→ **Problem**
Set down each entry exactly as given; pictures should not appear in the copy.

→ **Input for this task**

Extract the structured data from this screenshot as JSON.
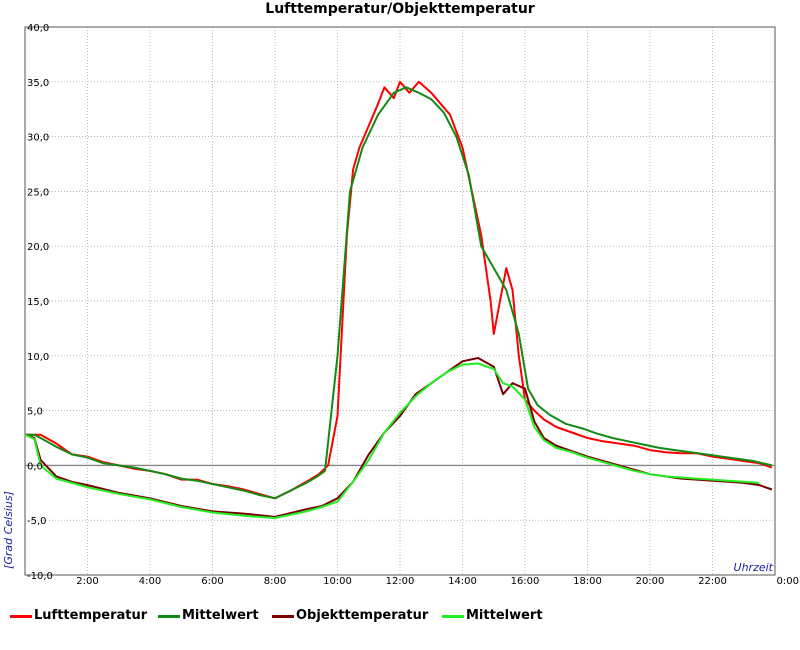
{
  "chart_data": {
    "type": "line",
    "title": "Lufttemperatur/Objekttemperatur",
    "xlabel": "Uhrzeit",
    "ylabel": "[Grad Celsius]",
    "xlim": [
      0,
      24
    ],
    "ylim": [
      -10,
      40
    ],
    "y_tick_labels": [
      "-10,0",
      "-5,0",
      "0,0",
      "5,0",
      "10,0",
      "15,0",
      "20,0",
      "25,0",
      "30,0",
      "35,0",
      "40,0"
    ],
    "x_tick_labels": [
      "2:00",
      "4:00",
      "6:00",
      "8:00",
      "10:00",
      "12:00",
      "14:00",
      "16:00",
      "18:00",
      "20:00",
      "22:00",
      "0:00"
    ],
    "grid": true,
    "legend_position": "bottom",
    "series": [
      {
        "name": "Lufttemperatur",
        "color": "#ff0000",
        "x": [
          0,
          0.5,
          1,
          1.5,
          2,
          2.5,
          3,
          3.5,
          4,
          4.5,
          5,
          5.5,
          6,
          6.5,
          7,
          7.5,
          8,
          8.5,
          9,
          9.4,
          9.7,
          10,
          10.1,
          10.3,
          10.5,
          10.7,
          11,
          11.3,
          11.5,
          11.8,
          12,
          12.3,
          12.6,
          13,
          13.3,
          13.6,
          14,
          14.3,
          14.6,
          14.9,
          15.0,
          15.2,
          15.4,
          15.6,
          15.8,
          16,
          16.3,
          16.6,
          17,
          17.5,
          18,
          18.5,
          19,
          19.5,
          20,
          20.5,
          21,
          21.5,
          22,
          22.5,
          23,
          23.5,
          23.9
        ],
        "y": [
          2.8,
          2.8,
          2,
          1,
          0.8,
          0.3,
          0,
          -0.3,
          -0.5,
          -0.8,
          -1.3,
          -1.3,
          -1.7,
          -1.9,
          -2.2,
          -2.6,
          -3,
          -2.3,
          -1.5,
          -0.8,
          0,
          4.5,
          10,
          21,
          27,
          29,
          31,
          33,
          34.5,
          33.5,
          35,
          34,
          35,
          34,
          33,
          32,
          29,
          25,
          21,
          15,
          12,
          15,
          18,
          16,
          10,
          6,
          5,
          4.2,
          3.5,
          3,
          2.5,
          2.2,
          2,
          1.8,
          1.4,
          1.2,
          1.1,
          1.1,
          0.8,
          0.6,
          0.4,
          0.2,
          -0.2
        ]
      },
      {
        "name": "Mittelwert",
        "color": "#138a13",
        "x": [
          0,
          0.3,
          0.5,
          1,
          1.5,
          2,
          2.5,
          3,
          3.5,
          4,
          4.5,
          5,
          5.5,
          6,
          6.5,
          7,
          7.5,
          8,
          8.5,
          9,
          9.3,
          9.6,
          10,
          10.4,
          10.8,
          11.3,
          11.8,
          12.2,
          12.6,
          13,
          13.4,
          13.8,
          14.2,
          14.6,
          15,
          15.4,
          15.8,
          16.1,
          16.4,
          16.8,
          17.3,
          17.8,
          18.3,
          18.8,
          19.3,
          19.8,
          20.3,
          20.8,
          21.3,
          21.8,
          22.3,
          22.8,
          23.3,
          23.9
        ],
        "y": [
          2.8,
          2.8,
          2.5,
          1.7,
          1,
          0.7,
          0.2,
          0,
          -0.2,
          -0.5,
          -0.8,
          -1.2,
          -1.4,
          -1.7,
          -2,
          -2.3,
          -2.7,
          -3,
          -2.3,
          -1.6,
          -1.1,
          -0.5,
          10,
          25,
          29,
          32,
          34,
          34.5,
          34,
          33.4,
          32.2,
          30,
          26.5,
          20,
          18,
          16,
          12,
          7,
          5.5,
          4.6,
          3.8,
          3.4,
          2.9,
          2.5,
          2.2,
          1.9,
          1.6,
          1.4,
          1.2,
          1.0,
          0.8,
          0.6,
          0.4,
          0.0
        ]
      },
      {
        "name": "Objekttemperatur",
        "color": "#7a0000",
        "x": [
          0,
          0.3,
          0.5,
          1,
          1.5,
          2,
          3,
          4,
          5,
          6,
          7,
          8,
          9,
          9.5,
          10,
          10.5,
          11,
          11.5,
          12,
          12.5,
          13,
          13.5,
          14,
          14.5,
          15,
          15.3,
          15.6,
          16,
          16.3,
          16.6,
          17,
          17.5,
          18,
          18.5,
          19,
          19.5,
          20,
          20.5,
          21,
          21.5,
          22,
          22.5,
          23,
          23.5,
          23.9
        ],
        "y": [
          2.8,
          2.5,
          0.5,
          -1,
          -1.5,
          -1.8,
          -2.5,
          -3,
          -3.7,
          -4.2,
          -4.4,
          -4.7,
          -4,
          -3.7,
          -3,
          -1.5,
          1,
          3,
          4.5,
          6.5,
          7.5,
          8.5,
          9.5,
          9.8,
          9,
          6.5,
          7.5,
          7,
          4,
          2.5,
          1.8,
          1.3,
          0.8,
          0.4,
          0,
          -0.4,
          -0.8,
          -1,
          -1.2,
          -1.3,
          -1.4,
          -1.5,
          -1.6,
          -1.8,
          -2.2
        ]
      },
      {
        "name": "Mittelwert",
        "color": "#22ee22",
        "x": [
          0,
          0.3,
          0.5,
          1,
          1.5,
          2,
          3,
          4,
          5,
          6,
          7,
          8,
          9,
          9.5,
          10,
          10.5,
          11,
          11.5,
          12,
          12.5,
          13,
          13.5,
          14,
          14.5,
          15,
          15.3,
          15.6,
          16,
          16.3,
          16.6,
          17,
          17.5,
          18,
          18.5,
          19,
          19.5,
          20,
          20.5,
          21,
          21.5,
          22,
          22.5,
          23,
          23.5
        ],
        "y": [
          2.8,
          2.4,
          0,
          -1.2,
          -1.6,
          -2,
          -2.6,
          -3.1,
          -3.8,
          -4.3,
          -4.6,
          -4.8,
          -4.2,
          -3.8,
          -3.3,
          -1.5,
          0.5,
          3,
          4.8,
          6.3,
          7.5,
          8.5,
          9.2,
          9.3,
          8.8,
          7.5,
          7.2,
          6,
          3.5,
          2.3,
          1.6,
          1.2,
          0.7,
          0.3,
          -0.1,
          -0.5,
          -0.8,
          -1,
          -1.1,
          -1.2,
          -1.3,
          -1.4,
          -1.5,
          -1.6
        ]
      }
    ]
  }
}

→ **Problem solution**
Extract the structured data from this screenshot as JSON.
{
  "chart_data": {
    "type": "line",
    "title": "Lufttemperatur/Objekttemperatur",
    "xlabel": "Uhrzeit",
    "ylabel": "[Grad Celsius]",
    "xlim": [
      0,
      24
    ],
    "ylim": [
      -10,
      40
    ],
    "y_tick_labels": [
      "-10,0",
      "-5,0",
      "0,0",
      "5,0",
      "10,0",
      "15,0",
      "20,0",
      "25,0",
      "30,0",
      "35,0",
      "40,0"
    ],
    "x_tick_labels": [
      "2:00",
      "4:00",
      "6:00",
      "8:00",
      "10:00",
      "12:00",
      "14:00",
      "16:00",
      "18:00",
      "20:00",
      "22:00",
      "0:00"
    ],
    "grid": true,
    "legend_position": "bottom",
    "series": [
      {
        "name": "Lufttemperatur",
        "color": "#ff0000",
        "x": [
          0,
          0.5,
          1,
          1.5,
          2,
          2.5,
          3,
          3.5,
          4,
          4.5,
          5,
          5.5,
          6,
          6.5,
          7,
          7.5,
          8,
          8.5,
          9,
          9.4,
          9.7,
          10,
          10.1,
          10.3,
          10.5,
          10.7,
          11,
          11.3,
          11.5,
          11.8,
          12,
          12.3,
          12.6,
          13,
          13.3,
          13.6,
          14,
          14.3,
          14.6,
          14.9,
          15.0,
          15.2,
          15.4,
          15.6,
          15.8,
          16,
          16.3,
          16.6,
          17,
          17.5,
          18,
          18.5,
          19,
          19.5,
          20,
          20.5,
          21,
          21.5,
          22,
          22.5,
          23,
          23.5,
          23.9
        ],
        "y": [
          2.8,
          2.8,
          2,
          1,
          0.8,
          0.3,
          0,
          -0.3,
          -0.5,
          -0.8,
          -1.3,
          -1.3,
          -1.7,
          -1.9,
          -2.2,
          -2.6,
          -3,
          -2.3,
          -1.5,
          -0.8,
          0,
          4.5,
          10,
          21,
          27,
          29,
          31,
          33,
          34.5,
          33.5,
          35,
          34,
          35,
          34,
          33,
          32,
          29,
          25,
          21,
          15,
          12,
          15,
          18,
          16,
          10,
          6,
          5,
          4.2,
          3.5,
          3,
          2.5,
          2.2,
          2,
          1.8,
          1.4,
          1.2,
          1.1,
          1.1,
          0.8,
          0.6,
          0.4,
          0.2,
          -0.2
        ]
      },
      {
        "name": "Mittelwert",
        "color": "#138a13",
        "x": [
          0,
          0.3,
          0.5,
          1,
          1.5,
          2,
          2.5,
          3,
          3.5,
          4,
          4.5,
          5,
          5.5,
          6,
          6.5,
          7,
          7.5,
          8,
          8.5,
          9,
          9.3,
          9.6,
          10,
          10.4,
          10.8,
          11.3,
          11.8,
          12.2,
          12.6,
          13,
          13.4,
          13.8,
          14.2,
          14.6,
          15,
          15.4,
          15.8,
          16.1,
          16.4,
          16.8,
          17.3,
          17.8,
          18.3,
          18.8,
          19.3,
          19.8,
          20.3,
          20.8,
          21.3,
          21.8,
          22.3,
          22.8,
          23.3,
          23.9
        ],
        "y": [
          2.8,
          2.8,
          2.5,
          1.7,
          1,
          0.7,
          0.2,
          0,
          -0.2,
          -0.5,
          -0.8,
          -1.2,
          -1.4,
          -1.7,
          -2,
          -2.3,
          -2.7,
          -3,
          -2.3,
          -1.6,
          -1.1,
          -0.5,
          10,
          25,
          29,
          32,
          34,
          34.5,
          34,
          33.4,
          32.2,
          30,
          26.5,
          20,
          18,
          16,
          12,
          7,
          5.5,
          4.6,
          3.8,
          3.4,
          2.9,
          2.5,
          2.2,
          1.9,
          1.6,
          1.4,
          1.2,
          1.0,
          0.8,
          0.6,
          0.4,
          0.0
        ]
      },
      {
        "name": "Objekttemperatur",
        "color": "#7a0000",
        "x": [
          0,
          0.3,
          0.5,
          1,
          1.5,
          2,
          3,
          4,
          5,
          6,
          7,
          8,
          9,
          9.5,
          10,
          10.5,
          11,
          11.5,
          12,
          12.5,
          13,
          13.5,
          14,
          14.5,
          15,
          15.3,
          15.6,
          16,
          16.3,
          16.6,
          17,
          17.5,
          18,
          18.5,
          19,
          19.5,
          20,
          20.5,
          21,
          21.5,
          22,
          22.5,
          23,
          23.5,
          23.9
        ],
        "y": [
          2.8,
          2.5,
          0.5,
          -1,
          -1.5,
          -1.8,
          -2.5,
          -3,
          -3.7,
          -4.2,
          -4.4,
          -4.7,
          -4,
          -3.7,
          -3,
          -1.5,
          1,
          3,
          4.5,
          6.5,
          7.5,
          8.5,
          9.5,
          9.8,
          9,
          6.5,
          7.5,
          7,
          4,
          2.5,
          1.8,
          1.3,
          0.8,
          0.4,
          0,
          -0.4,
          -0.8,
          -1,
          -1.2,
          -1.3,
          -1.4,
          -1.5,
          -1.6,
          -1.8,
          -2.2
        ]
      },
      {
        "name": "Mittelwert",
        "color": "#22ee22",
        "x": [
          0,
          0.3,
          0.5,
          1,
          1.5,
          2,
          3,
          4,
          5,
          6,
          7,
          8,
          9,
          9.5,
          10,
          10.5,
          11,
          11.5,
          12,
          12.5,
          13,
          13.5,
          14,
          14.5,
          15,
          15.3,
          15.6,
          16,
          16.3,
          16.6,
          17,
          17.5,
          18,
          18.5,
          19,
          19.5,
          20,
          20.5,
          21,
          21.5,
          22,
          22.5,
          23,
          23.5
        ],
        "y": [
          2.8,
          2.4,
          0,
          -1.2,
          -1.6,
          -2,
          -2.6,
          -3.1,
          -3.8,
          -4.3,
          -4.6,
          -4.8,
          -4.2,
          -3.8,
          -3.3,
          -1.5,
          0.5,
          3,
          4.8,
          6.3,
          7.5,
          8.5,
          9.2,
          9.3,
          8.8,
          7.5,
          7.2,
          6,
          3.5,
          2.3,
          1.6,
          1.2,
          0.7,
          0.3,
          -0.1,
          -0.5,
          -0.8,
          -1,
          -1.1,
          -1.2,
          -1.3,
          -1.4,
          -1.5,
          -1.6
        ]
      }
    ]
  }
}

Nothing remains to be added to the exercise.